--- What is needed ---
Filter the data below for the string "Поиск" and copy each matching line.
## START
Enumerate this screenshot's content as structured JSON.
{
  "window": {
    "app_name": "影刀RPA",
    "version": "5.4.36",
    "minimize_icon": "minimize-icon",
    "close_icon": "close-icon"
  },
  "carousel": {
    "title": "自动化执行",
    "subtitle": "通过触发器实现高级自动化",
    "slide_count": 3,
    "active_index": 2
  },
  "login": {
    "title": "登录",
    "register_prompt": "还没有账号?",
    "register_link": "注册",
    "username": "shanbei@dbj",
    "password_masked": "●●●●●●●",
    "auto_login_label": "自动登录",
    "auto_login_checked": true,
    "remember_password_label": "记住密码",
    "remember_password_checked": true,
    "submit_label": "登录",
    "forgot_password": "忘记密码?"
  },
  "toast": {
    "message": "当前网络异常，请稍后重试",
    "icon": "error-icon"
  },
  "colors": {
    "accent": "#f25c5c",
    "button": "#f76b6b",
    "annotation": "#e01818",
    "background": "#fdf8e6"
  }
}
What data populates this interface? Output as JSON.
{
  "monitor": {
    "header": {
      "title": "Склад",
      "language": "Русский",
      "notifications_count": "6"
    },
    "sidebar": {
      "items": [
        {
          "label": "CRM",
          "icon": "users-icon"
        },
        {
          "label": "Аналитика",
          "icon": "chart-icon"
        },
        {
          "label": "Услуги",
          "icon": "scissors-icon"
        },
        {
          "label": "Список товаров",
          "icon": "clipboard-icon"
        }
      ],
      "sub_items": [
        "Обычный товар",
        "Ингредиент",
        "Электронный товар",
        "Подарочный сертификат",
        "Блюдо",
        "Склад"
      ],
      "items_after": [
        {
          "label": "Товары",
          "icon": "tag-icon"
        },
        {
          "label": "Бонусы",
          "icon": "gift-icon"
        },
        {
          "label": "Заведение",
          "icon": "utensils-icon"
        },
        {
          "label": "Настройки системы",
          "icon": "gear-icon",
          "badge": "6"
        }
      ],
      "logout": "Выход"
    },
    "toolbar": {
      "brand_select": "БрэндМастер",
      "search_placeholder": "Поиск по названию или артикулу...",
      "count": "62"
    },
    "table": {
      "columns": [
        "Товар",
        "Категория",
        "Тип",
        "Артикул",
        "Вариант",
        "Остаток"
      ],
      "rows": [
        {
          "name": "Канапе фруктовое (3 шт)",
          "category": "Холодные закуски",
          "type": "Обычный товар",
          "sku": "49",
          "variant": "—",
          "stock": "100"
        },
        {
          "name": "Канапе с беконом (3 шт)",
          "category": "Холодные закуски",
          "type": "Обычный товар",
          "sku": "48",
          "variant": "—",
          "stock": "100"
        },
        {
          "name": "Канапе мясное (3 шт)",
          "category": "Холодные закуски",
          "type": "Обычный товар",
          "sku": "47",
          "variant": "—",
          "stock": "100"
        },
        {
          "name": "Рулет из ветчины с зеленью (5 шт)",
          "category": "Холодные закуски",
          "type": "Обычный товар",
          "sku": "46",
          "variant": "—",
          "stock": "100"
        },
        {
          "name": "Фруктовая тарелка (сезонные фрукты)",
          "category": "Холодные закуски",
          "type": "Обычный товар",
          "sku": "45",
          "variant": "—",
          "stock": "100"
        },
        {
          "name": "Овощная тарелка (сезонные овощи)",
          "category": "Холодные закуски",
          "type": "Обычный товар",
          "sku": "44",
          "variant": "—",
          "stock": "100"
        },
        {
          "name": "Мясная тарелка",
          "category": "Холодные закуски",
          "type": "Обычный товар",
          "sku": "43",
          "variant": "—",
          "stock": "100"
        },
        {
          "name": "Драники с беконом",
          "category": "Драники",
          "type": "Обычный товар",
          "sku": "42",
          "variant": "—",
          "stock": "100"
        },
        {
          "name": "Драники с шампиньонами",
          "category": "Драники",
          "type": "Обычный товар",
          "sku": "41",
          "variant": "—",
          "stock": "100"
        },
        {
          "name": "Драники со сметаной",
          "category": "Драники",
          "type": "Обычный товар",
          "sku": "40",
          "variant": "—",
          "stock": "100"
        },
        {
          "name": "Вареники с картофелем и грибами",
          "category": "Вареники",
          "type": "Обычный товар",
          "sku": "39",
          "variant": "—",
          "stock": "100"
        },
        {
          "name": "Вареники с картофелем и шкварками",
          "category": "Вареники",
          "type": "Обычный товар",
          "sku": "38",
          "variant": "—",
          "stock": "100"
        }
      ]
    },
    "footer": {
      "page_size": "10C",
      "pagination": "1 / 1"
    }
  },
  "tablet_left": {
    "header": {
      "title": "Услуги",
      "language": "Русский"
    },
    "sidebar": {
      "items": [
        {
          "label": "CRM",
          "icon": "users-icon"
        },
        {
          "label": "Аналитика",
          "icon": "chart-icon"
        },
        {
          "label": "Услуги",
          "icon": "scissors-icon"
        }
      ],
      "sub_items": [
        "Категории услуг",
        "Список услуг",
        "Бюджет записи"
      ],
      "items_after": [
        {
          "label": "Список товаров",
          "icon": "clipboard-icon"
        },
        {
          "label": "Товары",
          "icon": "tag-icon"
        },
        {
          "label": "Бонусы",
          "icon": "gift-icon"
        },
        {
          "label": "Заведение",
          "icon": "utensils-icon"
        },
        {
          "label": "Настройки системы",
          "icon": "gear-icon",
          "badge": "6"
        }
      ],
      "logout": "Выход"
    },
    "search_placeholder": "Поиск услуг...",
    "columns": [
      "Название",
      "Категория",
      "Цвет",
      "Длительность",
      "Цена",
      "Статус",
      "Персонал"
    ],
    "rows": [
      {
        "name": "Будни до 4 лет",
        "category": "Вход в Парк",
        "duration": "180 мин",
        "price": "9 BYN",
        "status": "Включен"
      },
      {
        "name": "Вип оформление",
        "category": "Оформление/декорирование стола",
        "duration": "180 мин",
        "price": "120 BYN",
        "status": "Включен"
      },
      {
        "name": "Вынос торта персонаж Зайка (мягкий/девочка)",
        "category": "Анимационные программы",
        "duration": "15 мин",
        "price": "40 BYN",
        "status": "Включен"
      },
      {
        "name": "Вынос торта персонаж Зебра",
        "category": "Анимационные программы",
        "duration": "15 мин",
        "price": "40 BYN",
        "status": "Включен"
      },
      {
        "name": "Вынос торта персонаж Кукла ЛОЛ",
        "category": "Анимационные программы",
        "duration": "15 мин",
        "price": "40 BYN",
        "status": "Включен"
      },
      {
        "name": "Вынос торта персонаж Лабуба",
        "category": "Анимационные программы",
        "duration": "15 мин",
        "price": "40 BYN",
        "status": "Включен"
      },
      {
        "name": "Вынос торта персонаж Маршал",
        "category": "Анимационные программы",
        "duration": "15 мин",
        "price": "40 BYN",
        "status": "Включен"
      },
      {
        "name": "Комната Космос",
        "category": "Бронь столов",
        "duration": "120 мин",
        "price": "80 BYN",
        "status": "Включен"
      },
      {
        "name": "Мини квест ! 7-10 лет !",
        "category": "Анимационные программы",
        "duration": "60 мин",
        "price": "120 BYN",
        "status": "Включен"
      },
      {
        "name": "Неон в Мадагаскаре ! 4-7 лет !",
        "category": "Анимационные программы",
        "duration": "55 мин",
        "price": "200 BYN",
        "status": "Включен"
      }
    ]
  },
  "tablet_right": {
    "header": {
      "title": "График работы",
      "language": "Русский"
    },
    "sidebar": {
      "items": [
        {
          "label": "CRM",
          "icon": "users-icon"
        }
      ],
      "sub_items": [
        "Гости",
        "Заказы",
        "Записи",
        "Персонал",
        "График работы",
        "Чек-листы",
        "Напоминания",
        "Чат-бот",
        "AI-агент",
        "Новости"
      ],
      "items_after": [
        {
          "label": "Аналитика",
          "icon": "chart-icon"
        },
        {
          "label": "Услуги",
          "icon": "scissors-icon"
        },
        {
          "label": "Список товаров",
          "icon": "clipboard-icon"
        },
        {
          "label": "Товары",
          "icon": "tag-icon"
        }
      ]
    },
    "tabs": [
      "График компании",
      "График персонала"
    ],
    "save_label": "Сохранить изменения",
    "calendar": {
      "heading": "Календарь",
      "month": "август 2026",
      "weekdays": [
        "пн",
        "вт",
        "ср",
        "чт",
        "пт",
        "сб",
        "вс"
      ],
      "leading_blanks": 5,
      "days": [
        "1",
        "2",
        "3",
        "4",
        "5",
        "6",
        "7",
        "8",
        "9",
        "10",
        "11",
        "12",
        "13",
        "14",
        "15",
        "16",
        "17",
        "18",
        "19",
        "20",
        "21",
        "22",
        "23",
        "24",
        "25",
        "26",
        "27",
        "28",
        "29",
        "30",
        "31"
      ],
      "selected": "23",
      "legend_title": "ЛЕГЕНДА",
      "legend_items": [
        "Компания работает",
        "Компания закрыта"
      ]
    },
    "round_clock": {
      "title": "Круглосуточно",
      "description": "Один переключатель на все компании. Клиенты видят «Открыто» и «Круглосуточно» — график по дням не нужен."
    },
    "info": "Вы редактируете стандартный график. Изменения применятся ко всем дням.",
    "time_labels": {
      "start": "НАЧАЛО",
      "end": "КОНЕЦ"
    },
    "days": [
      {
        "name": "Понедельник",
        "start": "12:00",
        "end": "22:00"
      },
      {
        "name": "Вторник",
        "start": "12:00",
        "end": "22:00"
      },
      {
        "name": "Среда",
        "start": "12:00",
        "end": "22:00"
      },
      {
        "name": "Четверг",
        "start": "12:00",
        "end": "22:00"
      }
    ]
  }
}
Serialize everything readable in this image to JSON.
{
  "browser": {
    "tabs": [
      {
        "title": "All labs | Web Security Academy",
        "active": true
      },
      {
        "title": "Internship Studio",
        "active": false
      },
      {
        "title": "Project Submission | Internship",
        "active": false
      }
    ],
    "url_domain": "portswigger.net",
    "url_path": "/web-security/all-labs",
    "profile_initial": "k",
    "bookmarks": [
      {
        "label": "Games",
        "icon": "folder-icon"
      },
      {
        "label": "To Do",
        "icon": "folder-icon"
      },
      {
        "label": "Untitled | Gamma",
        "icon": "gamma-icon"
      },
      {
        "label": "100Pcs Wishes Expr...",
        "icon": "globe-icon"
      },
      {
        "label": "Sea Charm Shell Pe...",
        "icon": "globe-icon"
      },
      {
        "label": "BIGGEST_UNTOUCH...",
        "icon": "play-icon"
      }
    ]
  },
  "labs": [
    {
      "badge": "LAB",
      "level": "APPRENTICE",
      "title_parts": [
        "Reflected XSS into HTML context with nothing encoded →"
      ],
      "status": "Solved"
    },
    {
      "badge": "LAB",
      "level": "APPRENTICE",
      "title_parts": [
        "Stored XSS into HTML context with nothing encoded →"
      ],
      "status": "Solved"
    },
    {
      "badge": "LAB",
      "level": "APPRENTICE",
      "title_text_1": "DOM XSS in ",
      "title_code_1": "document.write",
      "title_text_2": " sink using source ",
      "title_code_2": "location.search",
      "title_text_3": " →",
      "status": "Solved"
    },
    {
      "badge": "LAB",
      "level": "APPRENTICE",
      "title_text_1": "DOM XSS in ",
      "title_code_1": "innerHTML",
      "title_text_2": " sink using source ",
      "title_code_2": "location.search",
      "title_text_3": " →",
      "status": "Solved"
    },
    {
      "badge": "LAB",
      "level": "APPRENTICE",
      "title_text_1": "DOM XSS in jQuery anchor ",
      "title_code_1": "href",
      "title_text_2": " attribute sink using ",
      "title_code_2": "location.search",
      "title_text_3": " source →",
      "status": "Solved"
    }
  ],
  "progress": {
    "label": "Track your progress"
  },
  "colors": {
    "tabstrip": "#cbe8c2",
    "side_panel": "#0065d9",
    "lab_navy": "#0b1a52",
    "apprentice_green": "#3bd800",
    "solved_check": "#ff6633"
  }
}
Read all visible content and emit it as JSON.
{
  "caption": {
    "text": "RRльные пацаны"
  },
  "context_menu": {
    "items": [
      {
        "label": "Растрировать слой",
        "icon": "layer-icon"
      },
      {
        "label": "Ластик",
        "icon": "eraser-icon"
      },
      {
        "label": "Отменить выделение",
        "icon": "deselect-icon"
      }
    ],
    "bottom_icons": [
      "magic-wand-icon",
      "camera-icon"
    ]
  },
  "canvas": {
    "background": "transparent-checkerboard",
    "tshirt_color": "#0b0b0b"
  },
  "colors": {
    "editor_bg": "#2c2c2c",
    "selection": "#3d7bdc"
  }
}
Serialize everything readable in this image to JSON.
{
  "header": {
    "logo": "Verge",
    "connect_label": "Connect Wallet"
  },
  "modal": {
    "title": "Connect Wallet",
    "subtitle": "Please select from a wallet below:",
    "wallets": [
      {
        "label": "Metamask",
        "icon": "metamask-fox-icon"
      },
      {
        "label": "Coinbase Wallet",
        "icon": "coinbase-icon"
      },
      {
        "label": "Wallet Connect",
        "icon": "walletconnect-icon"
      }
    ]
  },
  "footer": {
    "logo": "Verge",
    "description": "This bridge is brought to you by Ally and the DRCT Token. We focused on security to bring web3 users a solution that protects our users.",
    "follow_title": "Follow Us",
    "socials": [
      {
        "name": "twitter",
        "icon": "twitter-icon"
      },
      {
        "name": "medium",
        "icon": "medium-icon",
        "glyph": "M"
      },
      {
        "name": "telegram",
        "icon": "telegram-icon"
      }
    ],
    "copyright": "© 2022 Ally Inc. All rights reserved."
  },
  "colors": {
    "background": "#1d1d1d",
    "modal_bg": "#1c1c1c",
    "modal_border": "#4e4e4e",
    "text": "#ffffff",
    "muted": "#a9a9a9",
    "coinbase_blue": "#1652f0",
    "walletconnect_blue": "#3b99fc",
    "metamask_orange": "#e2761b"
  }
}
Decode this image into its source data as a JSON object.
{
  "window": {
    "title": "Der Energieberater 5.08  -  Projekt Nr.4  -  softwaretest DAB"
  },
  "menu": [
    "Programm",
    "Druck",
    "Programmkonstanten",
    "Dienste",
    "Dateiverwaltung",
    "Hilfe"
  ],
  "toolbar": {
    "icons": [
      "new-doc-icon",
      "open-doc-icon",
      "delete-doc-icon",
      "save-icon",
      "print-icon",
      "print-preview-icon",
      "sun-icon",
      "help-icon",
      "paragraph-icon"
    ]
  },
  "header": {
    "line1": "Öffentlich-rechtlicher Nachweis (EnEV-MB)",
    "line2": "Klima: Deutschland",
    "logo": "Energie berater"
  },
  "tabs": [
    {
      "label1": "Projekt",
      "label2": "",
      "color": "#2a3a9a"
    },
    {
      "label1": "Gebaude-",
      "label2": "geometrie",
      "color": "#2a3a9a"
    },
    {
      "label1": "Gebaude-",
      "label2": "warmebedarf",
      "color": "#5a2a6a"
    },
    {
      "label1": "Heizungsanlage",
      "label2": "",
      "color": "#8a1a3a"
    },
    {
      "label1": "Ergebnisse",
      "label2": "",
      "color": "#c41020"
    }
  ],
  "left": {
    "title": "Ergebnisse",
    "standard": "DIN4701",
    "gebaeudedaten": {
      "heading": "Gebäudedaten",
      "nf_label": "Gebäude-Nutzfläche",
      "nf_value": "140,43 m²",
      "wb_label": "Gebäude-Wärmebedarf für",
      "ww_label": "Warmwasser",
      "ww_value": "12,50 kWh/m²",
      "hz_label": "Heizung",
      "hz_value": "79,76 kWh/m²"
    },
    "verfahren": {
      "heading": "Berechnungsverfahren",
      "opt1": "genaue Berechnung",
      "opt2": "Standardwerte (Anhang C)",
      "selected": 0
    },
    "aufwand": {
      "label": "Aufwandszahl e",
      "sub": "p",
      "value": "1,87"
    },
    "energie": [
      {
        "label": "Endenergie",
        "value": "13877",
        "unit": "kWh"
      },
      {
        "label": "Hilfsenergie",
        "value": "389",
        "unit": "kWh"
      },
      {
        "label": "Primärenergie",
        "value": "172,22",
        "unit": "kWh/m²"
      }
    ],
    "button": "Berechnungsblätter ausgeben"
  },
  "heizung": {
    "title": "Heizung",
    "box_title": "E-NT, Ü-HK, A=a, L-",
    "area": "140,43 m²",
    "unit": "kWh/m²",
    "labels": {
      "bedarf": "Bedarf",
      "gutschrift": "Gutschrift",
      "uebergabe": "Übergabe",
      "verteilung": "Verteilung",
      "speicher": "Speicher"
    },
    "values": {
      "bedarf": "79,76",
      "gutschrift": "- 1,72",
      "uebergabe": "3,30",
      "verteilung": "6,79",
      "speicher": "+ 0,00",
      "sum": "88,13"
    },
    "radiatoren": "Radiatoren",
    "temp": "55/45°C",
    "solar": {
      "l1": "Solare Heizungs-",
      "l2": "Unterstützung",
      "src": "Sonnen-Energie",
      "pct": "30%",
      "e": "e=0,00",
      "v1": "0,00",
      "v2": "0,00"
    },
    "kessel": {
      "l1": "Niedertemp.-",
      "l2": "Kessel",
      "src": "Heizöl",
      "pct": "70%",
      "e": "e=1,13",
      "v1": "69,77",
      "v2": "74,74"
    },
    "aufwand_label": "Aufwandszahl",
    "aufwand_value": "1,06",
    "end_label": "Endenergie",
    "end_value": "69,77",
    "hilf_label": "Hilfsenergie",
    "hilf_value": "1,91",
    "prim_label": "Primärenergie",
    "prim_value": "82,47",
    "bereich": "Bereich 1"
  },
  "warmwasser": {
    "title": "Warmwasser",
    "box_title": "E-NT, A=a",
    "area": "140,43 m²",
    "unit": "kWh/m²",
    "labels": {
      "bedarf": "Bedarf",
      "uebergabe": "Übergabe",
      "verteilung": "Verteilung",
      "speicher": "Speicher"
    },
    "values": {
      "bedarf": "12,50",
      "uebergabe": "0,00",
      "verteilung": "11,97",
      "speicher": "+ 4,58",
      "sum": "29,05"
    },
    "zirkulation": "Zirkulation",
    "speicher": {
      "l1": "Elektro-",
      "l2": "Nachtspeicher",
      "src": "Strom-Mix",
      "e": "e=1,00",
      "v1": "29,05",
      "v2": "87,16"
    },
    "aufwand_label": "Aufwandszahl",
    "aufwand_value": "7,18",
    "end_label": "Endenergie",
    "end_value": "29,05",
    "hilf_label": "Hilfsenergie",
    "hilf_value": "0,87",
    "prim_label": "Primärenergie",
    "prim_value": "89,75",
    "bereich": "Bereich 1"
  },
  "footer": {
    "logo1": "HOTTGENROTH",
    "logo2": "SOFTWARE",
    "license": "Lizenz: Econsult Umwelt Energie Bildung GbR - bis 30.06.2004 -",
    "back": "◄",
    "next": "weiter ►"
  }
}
## END
--- Response for this exercise ---
      "search_placeholder": "Поиск по названию или артикулу...",
    "search_placeholder": "Поиск услуг...",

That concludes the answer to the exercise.